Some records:
<<<<

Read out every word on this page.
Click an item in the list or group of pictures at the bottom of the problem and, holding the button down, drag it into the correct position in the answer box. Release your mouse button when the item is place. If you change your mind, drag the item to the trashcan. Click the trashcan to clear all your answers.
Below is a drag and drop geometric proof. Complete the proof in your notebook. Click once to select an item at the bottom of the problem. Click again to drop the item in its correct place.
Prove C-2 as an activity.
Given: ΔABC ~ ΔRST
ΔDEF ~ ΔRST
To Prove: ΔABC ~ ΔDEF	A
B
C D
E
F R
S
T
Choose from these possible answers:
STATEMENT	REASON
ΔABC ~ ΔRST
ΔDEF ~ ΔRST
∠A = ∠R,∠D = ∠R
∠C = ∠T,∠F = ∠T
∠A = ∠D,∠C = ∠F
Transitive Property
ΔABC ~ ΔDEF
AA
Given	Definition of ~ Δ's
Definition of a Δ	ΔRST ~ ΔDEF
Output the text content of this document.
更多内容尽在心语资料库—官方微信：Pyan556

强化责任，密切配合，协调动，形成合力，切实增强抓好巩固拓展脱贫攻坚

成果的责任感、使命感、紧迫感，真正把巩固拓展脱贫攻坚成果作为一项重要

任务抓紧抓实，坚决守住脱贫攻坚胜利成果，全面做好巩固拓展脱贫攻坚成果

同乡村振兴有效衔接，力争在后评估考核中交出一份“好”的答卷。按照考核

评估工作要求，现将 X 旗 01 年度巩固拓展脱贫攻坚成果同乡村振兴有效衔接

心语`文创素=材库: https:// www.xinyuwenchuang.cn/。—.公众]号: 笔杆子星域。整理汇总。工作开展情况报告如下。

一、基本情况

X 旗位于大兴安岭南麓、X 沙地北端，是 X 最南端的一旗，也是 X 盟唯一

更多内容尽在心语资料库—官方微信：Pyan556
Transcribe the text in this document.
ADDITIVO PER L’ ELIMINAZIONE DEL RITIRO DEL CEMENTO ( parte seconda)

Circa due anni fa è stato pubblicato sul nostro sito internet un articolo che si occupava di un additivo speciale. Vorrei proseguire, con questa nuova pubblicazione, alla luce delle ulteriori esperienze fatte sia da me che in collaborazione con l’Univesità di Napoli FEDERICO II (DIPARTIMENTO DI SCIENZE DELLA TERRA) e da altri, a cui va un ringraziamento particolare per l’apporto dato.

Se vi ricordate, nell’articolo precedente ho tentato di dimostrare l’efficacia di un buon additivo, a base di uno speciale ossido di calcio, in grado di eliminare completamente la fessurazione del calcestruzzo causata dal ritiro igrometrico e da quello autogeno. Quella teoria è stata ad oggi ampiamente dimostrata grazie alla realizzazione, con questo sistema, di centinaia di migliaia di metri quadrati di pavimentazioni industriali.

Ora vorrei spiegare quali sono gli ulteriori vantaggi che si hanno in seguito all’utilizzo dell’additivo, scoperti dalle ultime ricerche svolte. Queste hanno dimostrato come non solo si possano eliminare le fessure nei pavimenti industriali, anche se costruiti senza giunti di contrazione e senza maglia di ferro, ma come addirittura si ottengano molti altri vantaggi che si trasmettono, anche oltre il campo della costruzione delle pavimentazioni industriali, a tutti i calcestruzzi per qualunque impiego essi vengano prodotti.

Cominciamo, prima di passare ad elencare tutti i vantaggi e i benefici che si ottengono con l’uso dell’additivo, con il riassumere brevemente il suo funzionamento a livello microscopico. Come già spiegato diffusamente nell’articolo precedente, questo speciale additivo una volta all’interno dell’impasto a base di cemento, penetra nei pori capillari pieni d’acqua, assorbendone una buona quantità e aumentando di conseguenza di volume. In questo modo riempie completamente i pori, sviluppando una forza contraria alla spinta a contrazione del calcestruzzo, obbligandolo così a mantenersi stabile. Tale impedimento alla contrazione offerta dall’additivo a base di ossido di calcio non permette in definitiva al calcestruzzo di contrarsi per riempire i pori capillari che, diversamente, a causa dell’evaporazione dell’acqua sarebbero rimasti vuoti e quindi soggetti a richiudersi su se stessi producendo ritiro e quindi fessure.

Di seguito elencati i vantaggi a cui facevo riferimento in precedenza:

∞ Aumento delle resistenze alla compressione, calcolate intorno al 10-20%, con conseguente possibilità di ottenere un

>>>>

WHAT IS NEEDED: Your task is to print the whole listing again exactly.

SOLVED EXERCISE:
Read out every word on this page.
Click an item in the list or group of pictures at the bottom of the problem and, holding the button down, drag it into the correct position in the answer box. Release your mouse button when the item is place. If you change your mind, drag the item to the trashcan. Click the trashcan to clear all your answers.
Below is a drag and drop geometric proof. Complete the proof in your notebook. Click once to select an item at the bottom of the problem. Click again to drop the item in its correct place.
Prove C-2 as an activity.
Given: ΔABC ~ ΔRST
ΔDEF ~ ΔRST
To Prove: ΔABC ~ ΔDEF	A
B
C D
E
F R
S
T
Choose from these possible answers:
STATEMENT	REASON
ΔABC ~ ΔRST
ΔDEF ~ ΔRST
∠A = ∠R,∠D = ∠R
∠C = ∠T,∠F = ∠T
∠A = ∠D,∠C = ∠F
Transitive Property
ΔABC ~ ΔDEF
AA
Given	Definition of ~ Δ's
Definition of a Δ	ΔRST ~ ΔDEF
Output the text content of this document.
更多内容尽在心语资料库—官方微信：Pyan556

强化责任，密切配合，协调动，形成合力，切实增强抓好巩固拓展脱贫攻坚

成果的责任感、使命感、紧迫感，真正把巩固拓展脱贫攻坚成果作为一项重要

任务抓紧抓实，坚决守住脱贫攻坚胜利成果，全面做好巩固拓展脱贫攻坚成果

同乡村振兴有效衔接，力争在后评估考核中交出一份“好”的答卷。按照考核

评估工作要求，现将 X 旗 01 年度巩固拓展脱贫攻坚成果同乡村振兴有效衔接

心语`文创素=材库: https:// www.xinyuwenchuang.cn/。—.公众]号: 笔杆子星域。整理汇总。工作开展情况报告如下。

一、基本情况

X 旗位于大兴安岭南麓、X 沙地北端，是 X 最南端的一旗，也是 X 盟唯一

更多内容尽在心语资料库—官方微信：Pyan556
Transcribe the text in this document.
ADDITIVO PER L’ ELIMINAZIONE DEL RITIRO DEL CEMENTO ( parte seconda)

Circa due anni fa è stato pubblicato sul nostro sito internet un articolo che si occupava di un additivo speciale. Vorrei proseguire, con questa nuova pubblicazione, alla luce delle ulteriori esperienze fatte sia da me che in collaborazione con l’Univesità di Napoli FEDERICO II (DIPARTIMENTO DI SCIENZE DELLA TERRA) e da altri, a cui va un ringraziamento particolare per l’apporto dato.

Se vi ricordate, nell’articolo precedente ho tentato di dimostrare l’efficacia di un buon additivo, a base di uno speciale ossido di calcio, in grado di eliminare completamente la fessurazione del calcestruzzo causata dal ritiro igrometrico e da quello autogeno. Quella teoria è stata ad oggi ampiamente dimostrata grazie alla realizzazione, con questo sistema, di centinaia di migliaia di metri quadrati di pavimentazioni industriali.

Ora vorrei spiegare quali sono gli ulteriori vantaggi che si hanno in seguito all’utilizzo dell’additivo, scoperti dalle ultime ricerche svolte. Queste hanno dimostrato come non solo si possano eliminare le fessure nei pavimenti industriali, anche se costruiti senza giunti di contrazione e senza maglia di ferro, ma come addirittura si ottengano molti altri vantaggi che si trasmettono, anche oltre il campo della costruzione delle pavimentazioni industriali, a tutti i calcestruzzi per qualunque impiego essi vengano prodotti.

Cominciamo, prima di passare ad elencare tutti i vantaggi e i benefici che si ottengono con l’uso dell’additivo, con il riassumere brevemente il suo funzionamento a livello microscopico. Come già spiegato diffusamente nell’articolo precedente, questo speciale additivo una volta all’interno dell’impasto a base di cemento, penetra nei pori capillari pieni d’acqua, assorbendone una buona quantità e aumentando di conseguenza di volume. In questo modo riempie completamente i pori, sviluppando una forza contraria alla spinta a contrazione del calcestruzzo, obbligandolo così a mantenersi stabile. Tale impedimento alla contrazione offerta dall’additivo a base di ossido di calcio non permette in definitiva al calcestruzzo di contrarsi per riempire i pori capillari che, diversamente, a causa dell’evaporazione dell’acqua sarebbero rimasti vuoti e quindi soggetti a richiudersi su se stessi producendo ritiro e quindi fessure.

Di seguito elencati i vantaggi a cui facevo riferimento in precedenza:

∞ Aumento delle resistenze alla compressione, calcolate intorno al 10-20%, con conseguente possibilità di ottenere un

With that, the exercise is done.